## CHALLENGE
Work out the number of lines containing "label". Answer with nothing but that number.

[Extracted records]
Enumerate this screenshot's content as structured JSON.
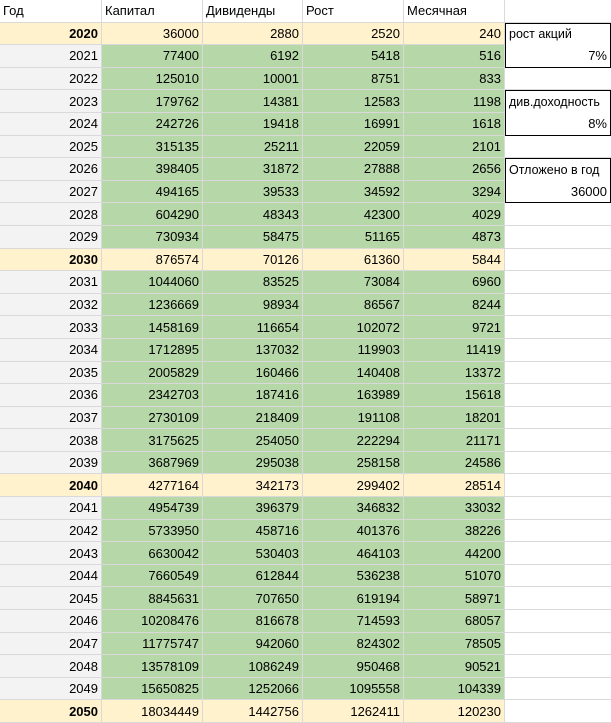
{
  "headers": [
    "Год",
    "Капитал",
    "Дивиденды",
    "Рост",
    "Месячная"
  ],
  "highlight_years": [
    "2020",
    "2030",
    "2040",
    "2050"
  ],
  "rows": [
    [
      "2020",
      "36000",
      "2880",
      "2520",
      "240"
    ],
    [
      "2021",
      "77400",
      "6192",
      "5418",
      "516"
    ],
    [
      "2022",
      "125010",
      "10001",
      "8751",
      "833"
    ],
    [
      "2023",
      "179762",
      "14381",
      "12583",
      "1198"
    ],
    [
      "2024",
      "242726",
      "19418",
      "16991",
      "1618"
    ],
    [
      "2025",
      "315135",
      "25211",
      "22059",
      "2101"
    ],
    [
      "2026",
      "398405",
      "31872",
      "27888",
      "2656"
    ],
    [
      "2027",
      "494165",
      "39533",
      "34592",
      "3294"
    ],
    [
      "2028",
      "604290",
      "48343",
      "42300",
      "4029"
    ],
    [
      "2029",
      "730934",
      "58475",
      "51165",
      "4873"
    ],
    [
      "2030",
      "876574",
      "70126",
      "61360",
      "5844"
    ],
    [
      "2031",
      "1044060",
      "83525",
      "73084",
      "6960"
    ],
    [
      "2032",
      "1236669",
      "98934",
      "86567",
      "8244"
    ],
    [
      "2033",
      "1458169",
      "116654",
      "102072",
      "9721"
    ],
    [
      "2034",
      "1712895",
      "137032",
      "119903",
      "11419"
    ],
    [
      "2035",
      "2005829",
      "160466",
      "140408",
      "13372"
    ],
    [
      "2036",
      "2342703",
      "187416",
      "163989",
      "15618"
    ],
    [
      "2037",
      "2730109",
      "218409",
      "191108",
      "18201"
    ],
    [
      "2038",
      "3175625",
      "254050",
      "222294",
      "21171"
    ],
    [
      "2039",
      "3687969",
      "295038",
      "258158",
      "24586"
    ],
    [
      "2040",
      "4277164",
      "342173",
      "299402",
      "28514"
    ],
    [
      "2041",
      "4954739",
      "396379",
      "346832",
      "33032"
    ],
    [
      "2042",
      "5733950",
      "458716",
      "401376",
      "38226"
    ],
    [
      "2043",
      "6630042",
      "530403",
      "464103",
      "44200"
    ],
    [
      "2044",
      "7660549",
      "612844",
      "536238",
      "51070"
    ],
    [
      "2045",
      "8845631",
      "707650",
      "619194",
      "58971"
    ],
    [
      "2046",
      "10208476",
      "816678",
      "714593",
      "68057"
    ],
    [
      "2047",
      "11775747",
      "942060",
      "824302",
      "78505"
    ],
    [
      "2048",
      "13578109",
      "1086249",
      "950468",
      "90521"
    ],
    [
      "2049",
      "15650825",
      "1252066",
      "1095558",
      "104339"
    ],
    [
      "2050",
      "18034449",
      "1442756",
      "1262411",
      "120230"
    ]
  ],
  "params": [
    {
      "label": "рост акций",
      "value": "7%"
    },
    {
      "label": "див.доходность",
      "value": "8%"
    },
    {
      "label": "Отложено в год",
      "value": "36000"
    }
  ],
  "colors": {
    "header_bg": "#ffffff",
    "year_bg": "#f3f3f3",
    "highlight_bg": "#fff2cc",
    "data_bg": "#b6d7a8",
    "grid_line": "#d9d9d9"
  }
}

## ANSWER TO THIS TASK
3